» **What to produce**:
Set each record down exactly, excluding all images.

··· Record extracts ···

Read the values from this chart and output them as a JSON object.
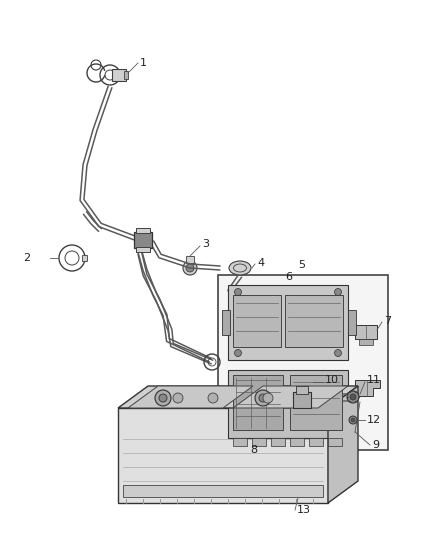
{
  "bg_color": "#ffffff",
  "line_color": "#3a3a3a",
  "label_color": "#222222",
  "label_font_size": 7.5,
  "fig_width": 4.38,
  "fig_height": 5.33,
  "wire_color": "#5a5a5a",
  "part_fill": "#d0d0d0",
  "part_edge": "#404040",
  "box_fill": "#f5f5f5",
  "box_edge": "#333333"
}
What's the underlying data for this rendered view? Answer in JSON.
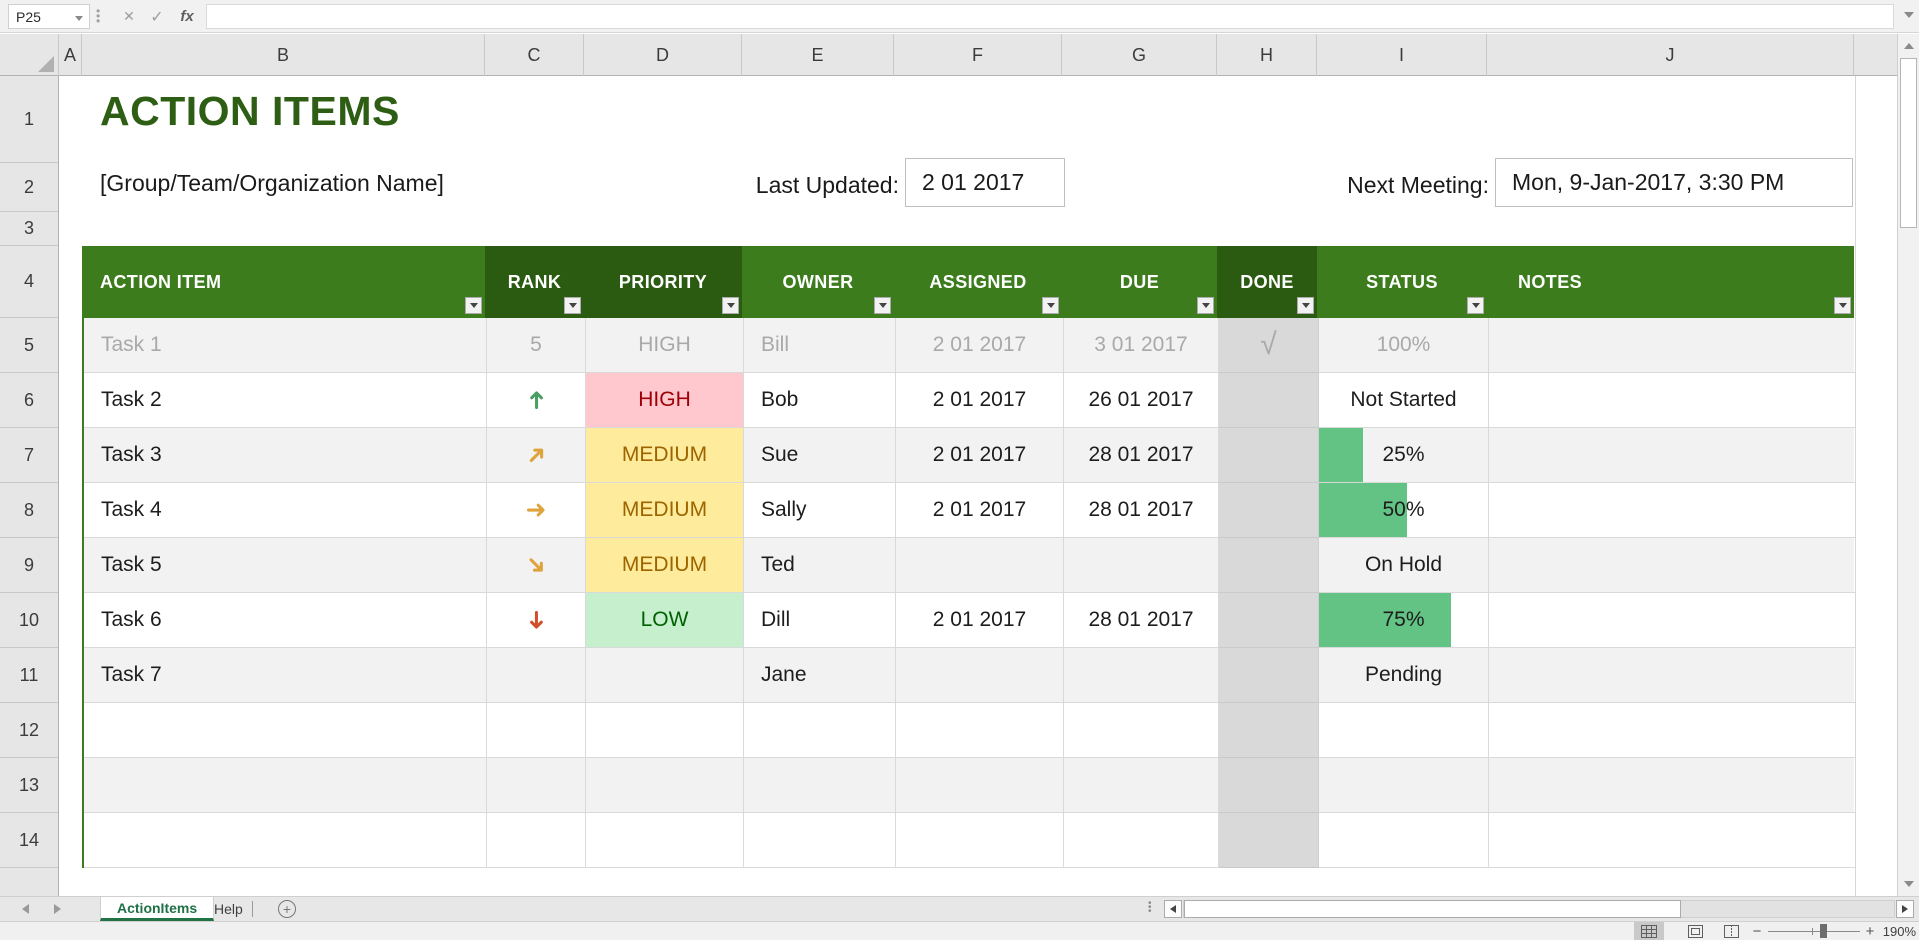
{
  "formula_bar": {
    "name_box_value": "P25",
    "fx_label": "fx",
    "formula_value": ""
  },
  "columns": {
    "letters": [
      "A",
      "B",
      "C",
      "D",
      "E",
      "F",
      "G",
      "H",
      "I",
      "J"
    ]
  },
  "row_headers": {
    "numbers": [
      "1",
      "2",
      "3",
      "4",
      "5",
      "6",
      "7",
      "8",
      "9",
      "10",
      "11",
      "12",
      "13",
      "14"
    ]
  },
  "header": {
    "title": "ACTION ITEMS",
    "org_name": "[Group/Team/Organization Name]",
    "last_updated_label": "Last Updated:",
    "last_updated_value": "2 01 2017",
    "next_meeting_label": "Next Meeting:",
    "next_meeting_value": "Mon, 9-Jan-2017, 3:30 PM"
  },
  "table": {
    "headers": [
      {
        "label": "ACTION ITEM",
        "dark": false,
        "align": "left"
      },
      {
        "label": "RANK",
        "dark": true,
        "align": "center"
      },
      {
        "label": "PRIORITY",
        "dark": true,
        "align": "center"
      },
      {
        "label": "OWNER",
        "dark": false,
        "align": "center"
      },
      {
        "label": "ASSIGNED",
        "dark": false,
        "align": "center"
      },
      {
        "label": "DUE",
        "dark": false,
        "align": "center"
      },
      {
        "label": "DONE",
        "dark": true,
        "align": "center"
      },
      {
        "label": "STATUS",
        "dark": false,
        "align": "center"
      },
      {
        "label": "NOTES",
        "dark": false,
        "align": "left"
      }
    ],
    "rows": [
      {
        "item": "Task 1",
        "rank_text": "5",
        "rank_icon": "",
        "priority": "HIGH",
        "priority_style": "plain",
        "owner": "Bill",
        "assigned": "2 01 2017",
        "due": "3 01 2017",
        "done": "√",
        "status": "100%",
        "bar_percent": 0,
        "completed": true,
        "notes": ""
      },
      {
        "item": "Task 2",
        "rank_text": "",
        "rank_icon": "up-arrow-icon",
        "priority": "HIGH",
        "priority_style": "high",
        "owner": "Bob",
        "assigned": "2 01 2017",
        "due": "26 01 2017",
        "done": "",
        "status": "Not Started",
        "bar_percent": 0,
        "completed": false,
        "notes": ""
      },
      {
        "item": "Task 3",
        "rank_text": "",
        "rank_icon": "up-right-arrow-icon",
        "priority": "MEDIUM",
        "priority_style": "medium",
        "owner": "Sue",
        "assigned": "2 01 2017",
        "due": "28 01 2017",
        "done": "",
        "status": "25%",
        "bar_percent": 26,
        "completed": false,
        "notes": ""
      },
      {
        "item": "Task 4",
        "rank_text": "",
        "rank_icon": "right-arrow-icon",
        "priority": "MEDIUM",
        "priority_style": "medium",
        "owner": "Sally",
        "assigned": "2 01 2017",
        "due": "28 01 2017",
        "done": "",
        "status": "50%",
        "bar_percent": 52,
        "completed": false,
        "notes": ""
      },
      {
        "item": "Task 5",
        "rank_text": "",
        "rank_icon": "down-right-arrow-icon",
        "priority": "MEDIUM",
        "priority_style": "medium",
        "owner": "Ted",
        "assigned": "",
        "due": "",
        "done": "",
        "status": "On Hold",
        "bar_percent": 0,
        "completed": false,
        "notes": ""
      },
      {
        "item": "Task 6",
        "rank_text": "",
        "rank_icon": "down-arrow-icon",
        "priority": "LOW",
        "priority_style": "low",
        "owner": "Dill",
        "assigned": "2 01 2017",
        "due": "28 01 2017",
        "done": "",
        "status": "75%",
        "bar_percent": 78,
        "completed": false,
        "notes": ""
      },
      {
        "item": "Task 7",
        "rank_text": "",
        "rank_icon": "",
        "priority": "",
        "priority_style": "plain",
        "owner": "Jane",
        "assigned": "",
        "due": "",
        "done": "",
        "status": "Pending",
        "bar_percent": 0,
        "completed": false,
        "notes": ""
      },
      {
        "item": "",
        "rank_text": "",
        "rank_icon": "",
        "priority": "",
        "priority_style": "plain",
        "owner": "",
        "assigned": "",
        "due": "",
        "done": "",
        "status": "",
        "bar_percent": 0,
        "completed": false,
        "notes": ""
      },
      {
        "item": "",
        "rank_text": "",
        "rank_icon": "",
        "priority": "",
        "priority_style": "plain",
        "owner": "",
        "assigned": "",
        "due": "",
        "done": "",
        "status": "",
        "bar_percent": 0,
        "completed": false,
        "notes": ""
      },
      {
        "item": "",
        "rank_text": "",
        "rank_icon": "",
        "priority": "",
        "priority_style": "plain",
        "owner": "",
        "assigned": "",
        "due": "",
        "done": "",
        "status": "",
        "bar_percent": 0,
        "completed": false,
        "notes": ""
      }
    ]
  },
  "sheet_tabs": {
    "items": [
      {
        "label": "ActionItems",
        "active": true
      },
      {
        "label": "Help",
        "active": false
      }
    ]
  },
  "status_bar": {
    "zoom_level": "190%"
  },
  "colors": {
    "header_green": "#3d7c1d",
    "header_dark_green": "#2b5a11",
    "title_green": "#2d5e14",
    "band_gray": "#f2f2f2",
    "done_gray": "#d9d9d9",
    "bad_fill": "#ffc7ce",
    "bad_text": "#9c0006",
    "neutral_fill": "#ffeb9c",
    "neutral_text": "#9c6500",
    "good_fill": "#c6efce",
    "good_text": "#006100",
    "data_bar_green": "#63c384",
    "active_tab_green": "#217346"
  }
}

···

» **The output**:
Read the values from this chart and output them as a JSON object.
{
  "bg_color": "#ffffff",
  "line_color": "#3a3a3a",
  "label_color": "#222222",
  "label_font_size": 7.5,
  "fig_width": 4.38,
  "fig_height": 5.33,
  "wire_color": "#5a5a5a",
  "part_fill": "#d0d0d0",
  "part_edge": "#404040",
  "box_fill": "#f5f5f5",
  "box_edge": "#333333"
}
What's the underlying data for this rendered view? Answer in JSON.
{
  "formula_bar": {
    "name_box_value": "P25",
    "fx_label": "fx",
    "formula_value": ""
  },
  "columns": {
    "letters": [
      "A",
      "B",
      "C",
      "D",
      "E",
      "F",
      "G",
      "H",
      "I",
      "J"
    ]
  },
  "row_headers": {
    "numbers": [
      "1",
      "2",
      "3",
      "4",
      "5",
      "6",
      "7",
      "8",
      "9",
      "10",
      "11",
      "12",
      "13",
      "14"
    ]
  },
  "header": {
    "title": "ACTION ITEMS",
    "org_name": "[Group/Team/Organization Name]",
    "last_updated_label": "Last Updated:",
    "last_updated_value": "2 01 2017",
    "next_meeting_label": "Next Meeting:",
    "next_meeting_value": "Mon, 9-Jan-2017, 3:30 PM"
  },
  "table": {
    "headers": [
      {
        "label": "ACTION ITEM",
        "dark": false,
        "align": "left"
      },
      {
        "label": "RANK",
        "dark": true,
        "align": "center"
      },
      {
        "label": "PRIORITY",
        "dark": true,
        "align": "center"
      },
      {
        "label": "OWNER",
        "dark": false,
        "align": "center"
      },
      {
        "label": "ASSIGNED",
        "dark": false,
        "align": "center"
      },
      {
        "label": "DUE",
        "dark": false,
        "align": "center"
      },
      {
        "label": "DONE",
        "dark": true,
        "align": "center"
      },
      {
        "label": "STATUS",
        "dark": false,
        "align": "center"
      },
      {
        "label": "NOTES",
        "dark": false,
        "align": "left"
      }
    ],
    "rows": [
      {
        "item": "Task 1",
        "rank_text": "5",
        "rank_icon": "",
        "priority": "HIGH",
        "priority_style": "plain",
        "owner": "Bill",
        "assigned": "2 01 2017",
        "due": "3 01 2017",
        "done": "√",
        "status": "100%",
        "bar_percent": 0,
        "completed": true,
        "notes": ""
      },
      {
        "item": "Task 2",
        "rank_text": "",
        "rank_icon": "up-arrow-icon",
        "priority": "HIGH",
        "priority_style": "high",
        "owner": "Bob",
        "assigned": "2 01 2017",
        "due": "26 01 2017",
        "done": "",
        "status": "Not Started",
        "bar_percent": 0,
        "completed": false,
        "notes": ""
      },
      {
        "item": "Task 3",
        "rank_text": "",
        "rank_icon": "up-right-arrow-icon",
        "priority": "MEDIUM",
        "priority_style": "medium",
        "owner": "Sue",
        "assigned": "2 01 2017",
        "due": "28 01 2017",
        "done": "",
        "status": "25%",
        "bar_percent": 26,
        "completed": false,
        "notes": ""
      },
      {
        "item": "Task 4",
        "rank_text": "",
        "rank_icon": "right-arrow-icon",
        "priority": "MEDIUM",
        "priority_style": "medium",
        "owner": "Sally",
        "assigned": "2 01 2017",
        "due": "28 01 2017",
        "done": "",
        "status": "50%",
        "bar_percent": 52,
        "completed": false,
        "notes": ""
      },
      {
        "item": "Task 5",
        "rank_text": "",
        "rank_icon": "down-right-arrow-icon",
        "priority": "MEDIUM",
        "priority_style": "medium",
        "owner": "Ted",
        "assigned": "",
        "due": "",
        "done": "",
        "status": "On Hold",
        "bar_percent": 0,
        "completed": false,
        "notes": ""
      },
      {
        "item": "Task 6",
        "rank_text": "",
        "rank_icon": "down-arrow-icon",
        "priority": "LOW",
        "priority_style": "low",
        "owner": "Dill",
        "assigned": "2 01 2017",
        "due": "28 01 2017",
        "done": "",
        "status": "75%",
        "bar_percent": 78,
        "completed": false,
        "notes": ""
      },
      {
        "item": "Task 7",
        "rank_text": "",
        "rank_icon": "",
        "priority": "",
        "priority_style": "plain",
        "owner": "Jane",
        "assigned": "",
        "due": "",
        "done": "",
        "status": "Pending",
        "bar_percent": 0,
        "completed": false,
        "notes": ""
      },
      {
        "item": "",
        "rank_text": "",
        "rank_icon": "",
        "priority": "",
        "priority_style": "plain",
        "owner": "",
        "assigned": "",
        "due": "",
        "done": "",
        "status": "",
        "bar_percent": 0,
        "completed": false,
        "notes": ""
      },
      {
        "item": "",
        "rank_text": "",
        "rank_icon": "",
        "priority": "",
        "priority_style": "plain",
        "owner": "",
        "assigned": "",
        "due": "",
        "done": "",
        "status": "",
        "bar_percent": 0,
        "completed": false,
        "notes": ""
      },
      {
        "item": "",
        "rank_text": "",
        "rank_icon": "",
        "priority": "",
        "priority_style": "plain",
        "owner": "",
        "assigned": "",
        "due": "",
        "done": "",
        "status": "",
        "bar_percent": 0,
        "completed": false,
        "notes": ""
      }
    ]
  },
  "sheet_tabs": {
    "items": [
      {
        "label": "ActionItems",
        "active": true
      },
      {
        "label": "Help",
        "active": false
      }
    ]
  },
  "status_bar": {
    "zoom_level": "190%"
  },
  "colors": {
    "header_green": "#3d7c1d",
    "header_dark_green": "#2b5a11",
    "title_green": "#2d5e14",
    "band_gray": "#f2f2f2",
    "done_gray": "#d9d9d9",
    "bad_fill": "#ffc7ce",
    "bad_text": "#9c0006",
    "neutral_fill": "#ffeb9c",
    "neutral_text": "#9c6500",
    "good_fill": "#c6efce",
    "good_text": "#006100",
    "data_bar_green": "#63c384",
    "active_tab_green": "#217346"
  }
}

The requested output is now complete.